→ **What is asked**
Copy every line of the data exactly, leaving nothing out.

→ **Extracted information**
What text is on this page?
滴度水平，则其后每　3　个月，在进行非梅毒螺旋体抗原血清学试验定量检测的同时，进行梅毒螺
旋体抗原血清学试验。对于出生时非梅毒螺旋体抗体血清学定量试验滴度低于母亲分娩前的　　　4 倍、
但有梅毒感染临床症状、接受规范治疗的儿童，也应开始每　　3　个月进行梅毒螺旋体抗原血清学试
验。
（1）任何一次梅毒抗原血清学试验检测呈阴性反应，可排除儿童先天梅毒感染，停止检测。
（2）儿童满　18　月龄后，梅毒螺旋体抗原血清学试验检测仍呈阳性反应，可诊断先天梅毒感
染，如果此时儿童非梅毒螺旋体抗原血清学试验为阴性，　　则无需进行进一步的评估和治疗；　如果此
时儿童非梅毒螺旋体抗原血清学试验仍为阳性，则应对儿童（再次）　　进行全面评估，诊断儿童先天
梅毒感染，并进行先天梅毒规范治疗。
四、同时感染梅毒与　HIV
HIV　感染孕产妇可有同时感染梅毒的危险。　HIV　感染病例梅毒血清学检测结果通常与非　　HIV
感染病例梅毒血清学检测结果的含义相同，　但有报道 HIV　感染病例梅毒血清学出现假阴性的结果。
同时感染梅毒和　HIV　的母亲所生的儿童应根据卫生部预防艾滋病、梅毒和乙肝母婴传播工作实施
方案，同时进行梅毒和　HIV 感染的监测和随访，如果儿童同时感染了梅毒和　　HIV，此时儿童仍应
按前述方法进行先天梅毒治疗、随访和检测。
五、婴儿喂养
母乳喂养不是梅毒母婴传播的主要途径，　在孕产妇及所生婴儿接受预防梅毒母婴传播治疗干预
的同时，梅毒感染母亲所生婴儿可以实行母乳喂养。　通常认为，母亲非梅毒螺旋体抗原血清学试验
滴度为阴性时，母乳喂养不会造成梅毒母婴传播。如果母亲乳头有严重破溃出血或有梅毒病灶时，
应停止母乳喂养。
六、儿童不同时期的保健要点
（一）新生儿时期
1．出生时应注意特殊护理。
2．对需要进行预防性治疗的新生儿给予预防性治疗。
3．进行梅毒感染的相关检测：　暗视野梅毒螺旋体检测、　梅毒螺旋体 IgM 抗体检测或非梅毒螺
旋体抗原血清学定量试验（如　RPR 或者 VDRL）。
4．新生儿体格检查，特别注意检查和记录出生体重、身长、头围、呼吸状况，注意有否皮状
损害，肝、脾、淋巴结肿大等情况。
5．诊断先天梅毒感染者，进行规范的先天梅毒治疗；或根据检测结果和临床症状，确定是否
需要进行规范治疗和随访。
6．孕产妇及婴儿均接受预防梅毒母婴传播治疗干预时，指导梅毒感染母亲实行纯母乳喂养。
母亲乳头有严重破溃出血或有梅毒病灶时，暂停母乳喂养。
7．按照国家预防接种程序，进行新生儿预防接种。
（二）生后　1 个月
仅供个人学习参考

→ **Correct result**
What text is on this page?
滴度水平，则其后每　3　个月，在进行非梅毒螺旋体抗原血清学试验定量检测的同时，进行梅毒螺
旋体抗原血清学试验。对于出生时非梅毒螺旋体抗体血清学定量试验滴度低于母亲分娩前的　　　4 倍、
但有梅毒感染临床症状、接受规范治疗的儿童，也应开始每　　3　个月进行梅毒螺旋体抗原血清学试
验。
（1）任何一次梅毒抗原血清学试验检测呈阴性反应，可排除儿童先天梅毒感染，停止检测。
（2）儿童满　18　月龄后，梅毒螺旋体抗原血清学试验检测仍呈阳性反应，可诊断先天梅毒感
染，如果此时儿童非梅毒螺旋体抗原血清学试验为阴性，　　则无需进行进一步的评估和治疗；　如果此
时儿童非梅毒螺旋体抗原血清学试验仍为阳性，则应对儿童（再次）　　进行全面评估，诊断儿童先天
梅毒感染，并进行先天梅毒规范治疗。
四、同时感染梅毒与　HIV
HIV　感染孕产妇可有同时感染梅毒的危险。　HIV　感染病例梅毒血清学检测结果通常与非　　HIV
感染病例梅毒血清学检测结果的含义相同，　但有报道 HIV　感染病例梅毒血清学出现假阴性的结果。
同时感染梅毒和　HIV　的母亲所生的儿童应根据卫生部预防艾滋病、梅毒和乙肝母婴传播工作实施
方案，同时进行梅毒和　HIV 感染的监测和随访，如果儿童同时感染了梅毒和　　HIV，此时儿童仍应
按前述方法进行先天梅毒治疗、随访和检测。
五、婴儿喂养
母乳喂养不是梅毒母婴传播的主要途径，　在孕产妇及所生婴儿接受预防梅毒母婴传播治疗干预
的同时，梅毒感染母亲所生婴儿可以实行母乳喂养。　通常认为，母亲非梅毒螺旋体抗原血清学试验
滴度为阴性时，母乳喂养不会造成梅毒母婴传播。如果母亲乳头有严重破溃出血或有梅毒病灶时，
应停止母乳喂养。
六、儿童不同时期的保健要点
（一）新生儿时期
1．出生时应注意特殊护理。
2．对需要进行预防性治疗的新生儿给予预防性治疗。
3．进行梅毒感染的相关检测：　暗视野梅毒螺旋体检测、　梅毒螺旋体 IgM 抗体检测或非梅毒螺
旋体抗原血清学定量试验（如　RPR 或者 VDRL）。
4．新生儿体格检查，特别注意检查和记录出生体重、身长、头围、呼吸状况，注意有否皮状
损害，肝、脾、淋巴结肿大等情况。
5．诊断先天梅毒感染者，进行规范的先天梅毒治疗；或根据检测结果和临床症状，确定是否
需要进行规范治疗和随访。
6．孕产妇及婴儿均接受预防梅毒母婴传播治疗干预时，指导梅毒感染母亲实行纯母乳喂养。
母亲乳头有严重破溃出血或有梅毒病灶时，暂停母乳喂养。
7．按照国家预防接种程序，进行新生儿预防接种。
（二）生后　1 个月
仅供个人学习参考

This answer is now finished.